++++ Passage shown ++++

2.1. A refutation in terms of arguments from factual impossibility, self-contradictoriness and from the analogy with ‘political correctness’
According to H.-R. Patapievici (2004), Matei’s explanation of Romania’s deficit of modernity is false and illegitimate because
(a) it is factually impossible to manipulate people’s economic behaviour to any significant degree;
(b) it is self-contradictory, and
(c) it is analogous with ‘political correctness’, which is a manifestation of ‘cultural socialism’, a form of ‘American communism’, etc.

In his answer to the first question, Patapievici begins by subtly reformulating Matei’s theory so that status groups are redefined in terms of ‘backstage maneuvers’ and ‘underground conspiracies’. In so doing he violates Rule 3, the standpoint rule, as Matei’s emphatic point was that status groups are not to be understood in terms of conspiracies but as the natural correlate of a given stage of development, and that relationships that cement them (loyalty, friendship, love, admiration) are openly acknowledged (that they are so is in fact obvious from Liiceanu’s own response, see below). He also violates Rule 6, the starting point rule, by presenting his own interpretation of status group theory in terms of backstage maneuvers as being allegedly shared with the reader, and by further postulating two possibilities (hypotheses) on its basis, in a would-be critical rationalist manner. He derives testable consequences from these hypotheses and shows that they are impossible or self-contradictory, which he takes as a conclusive falsification of the original hypotheses, therefore of Matei’s standpoint. Here is a relevant fragment from Patapievici’s text (my translation):
‘… Matei’s idea is that there is no genuine cultural market in Romania because the selection of authors through commercial success is replaced by a counter-selection, accomplished through the maneuvers of status groups. When there is market success, this theory claims, what we are dealing with, in fact, is a success of marketing, achieved by status groups. It follows that it is not the market that establishes what is valuable, but backstage maneuvers. The backstage, in this theory, is in the hands of status groups, and the personalities that manage to have public impact, as well as the public’s opinion about them, are but the intentional consequences of status group maneuvers. In other words, the cultural authorities of the Romanian public sphere are not real, because, instead of being produced publicly and transparently by market mechanisms, they are secretly manufactured behind the scenes, outside public control, by underground conspiring groups.

++++ Information given ++++

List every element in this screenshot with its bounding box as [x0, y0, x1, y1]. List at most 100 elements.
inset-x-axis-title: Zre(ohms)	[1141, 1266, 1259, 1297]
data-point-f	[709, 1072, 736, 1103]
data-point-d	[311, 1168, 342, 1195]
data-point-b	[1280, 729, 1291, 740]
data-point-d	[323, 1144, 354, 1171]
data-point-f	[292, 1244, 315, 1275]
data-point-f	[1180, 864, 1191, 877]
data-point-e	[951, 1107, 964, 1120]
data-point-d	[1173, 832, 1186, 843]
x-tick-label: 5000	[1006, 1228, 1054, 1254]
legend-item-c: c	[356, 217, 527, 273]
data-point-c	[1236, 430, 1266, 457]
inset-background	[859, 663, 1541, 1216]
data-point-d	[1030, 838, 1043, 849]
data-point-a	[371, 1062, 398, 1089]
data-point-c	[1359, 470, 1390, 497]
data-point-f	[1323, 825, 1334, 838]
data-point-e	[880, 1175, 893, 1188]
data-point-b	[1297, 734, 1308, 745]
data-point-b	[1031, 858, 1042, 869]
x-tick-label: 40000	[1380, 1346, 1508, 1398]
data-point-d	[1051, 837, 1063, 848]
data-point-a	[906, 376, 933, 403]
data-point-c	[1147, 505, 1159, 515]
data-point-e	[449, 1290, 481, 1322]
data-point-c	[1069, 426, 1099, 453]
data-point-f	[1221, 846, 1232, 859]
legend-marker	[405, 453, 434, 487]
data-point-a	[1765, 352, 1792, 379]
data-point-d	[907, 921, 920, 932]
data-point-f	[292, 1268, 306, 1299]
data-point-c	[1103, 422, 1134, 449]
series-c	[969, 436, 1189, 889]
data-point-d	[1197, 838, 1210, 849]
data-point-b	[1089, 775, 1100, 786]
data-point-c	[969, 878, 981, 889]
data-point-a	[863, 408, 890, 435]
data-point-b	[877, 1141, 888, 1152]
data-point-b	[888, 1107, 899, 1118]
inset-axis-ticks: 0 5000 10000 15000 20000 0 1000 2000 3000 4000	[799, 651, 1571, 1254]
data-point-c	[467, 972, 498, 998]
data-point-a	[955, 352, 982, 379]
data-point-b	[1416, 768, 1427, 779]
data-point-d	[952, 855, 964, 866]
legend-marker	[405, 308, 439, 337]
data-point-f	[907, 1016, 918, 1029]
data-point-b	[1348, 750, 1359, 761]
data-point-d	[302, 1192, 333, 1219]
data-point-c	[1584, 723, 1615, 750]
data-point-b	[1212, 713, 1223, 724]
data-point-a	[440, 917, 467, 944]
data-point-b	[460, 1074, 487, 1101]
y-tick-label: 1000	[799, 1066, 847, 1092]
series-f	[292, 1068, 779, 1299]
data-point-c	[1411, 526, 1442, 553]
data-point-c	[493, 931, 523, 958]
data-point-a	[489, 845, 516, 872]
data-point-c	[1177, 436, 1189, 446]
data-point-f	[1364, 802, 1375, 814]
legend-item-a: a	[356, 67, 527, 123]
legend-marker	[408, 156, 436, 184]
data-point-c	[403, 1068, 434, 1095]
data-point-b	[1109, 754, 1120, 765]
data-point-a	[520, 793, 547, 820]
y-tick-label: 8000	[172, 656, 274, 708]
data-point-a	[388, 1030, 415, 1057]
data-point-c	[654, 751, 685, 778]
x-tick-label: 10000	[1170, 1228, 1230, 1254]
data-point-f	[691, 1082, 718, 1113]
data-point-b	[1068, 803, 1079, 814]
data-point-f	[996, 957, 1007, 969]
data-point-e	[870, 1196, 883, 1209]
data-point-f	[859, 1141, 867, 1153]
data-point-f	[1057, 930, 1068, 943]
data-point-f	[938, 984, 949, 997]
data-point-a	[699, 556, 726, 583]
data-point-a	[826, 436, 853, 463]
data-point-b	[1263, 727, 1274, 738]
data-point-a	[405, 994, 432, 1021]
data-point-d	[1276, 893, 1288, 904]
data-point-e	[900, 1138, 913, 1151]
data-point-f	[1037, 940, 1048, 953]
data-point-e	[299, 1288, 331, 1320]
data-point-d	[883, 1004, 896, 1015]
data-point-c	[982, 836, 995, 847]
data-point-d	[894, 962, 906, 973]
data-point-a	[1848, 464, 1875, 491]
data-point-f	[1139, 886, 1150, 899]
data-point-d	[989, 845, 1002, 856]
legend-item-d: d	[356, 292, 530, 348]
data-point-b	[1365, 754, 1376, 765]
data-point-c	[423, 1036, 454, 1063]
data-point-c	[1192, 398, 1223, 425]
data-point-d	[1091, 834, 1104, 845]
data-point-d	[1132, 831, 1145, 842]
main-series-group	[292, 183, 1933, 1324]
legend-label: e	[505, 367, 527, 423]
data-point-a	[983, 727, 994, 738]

++++

■ **Written problem**
Can you resume the passage on Patapievici's refutation of Matei's status-group theory, picking up right after its final sentence?

■ **Expected output**
If this is true, then there are two possibilities. The market does exist, in fact, and status groups have to conspire to be able to manipulate it. In this case, those who take this view have to admit that their theory is nothing but a subspecies of the theory of the ‘Protocols of the Priory of Sion’, and their task, sociologically speaking, is to demonstrate analytically the mechanisms whereby a conspiratorial group can control the market success of a given author. In the case of H.-R. P., who has prompted the reflection advanced by Sorin Matei as an explanation for all the evils of Romanian culture, the author of the status group conspiracy theory has to analyze the social and institutional mechanisms whereby Gabriel Liiceanu, Andrei Pleşu, Sorin Vieru, Radu Bercea and Andrei Cornea (i.e. the ‘Păltiniş Group’) have turned me into a successful writer. In particular, Matei should be able to explain in concrete terms how it was possible for the cultural judgment of a few tens of thousands of people to be manipulated and their normal economic behaviour distorted (as if all of these people were ‘forced’ to buy the tens of thousands of copies of my books …). The second possibility is that, in fact, the market does not exist, all there is are relations between status groups, which take up all of public space, without remainder. In this case, it would follow that all published authors are exponents of one status group or another and that, in criticizing and condemning one or another status group, according to the taste of the moment, the author of this theory himself is only the exponent of a rival status group. But if so, the author of this theory ought to declare honestly that his theory was developed for the benefit of the Compania Publishing House (where his book was published) and of the Muşina status group (to which he admits that he belongs or has belonged) and ought to draw the inevitable conclusion that, according to his theoretical premises, any intellectual dispute is after all nothing but a non-intellectual episode in the Hobbesian battle for supremacy among rival status groups. A poor, nasty and brutish hypothesis indeed.’ (Patapievici 2004)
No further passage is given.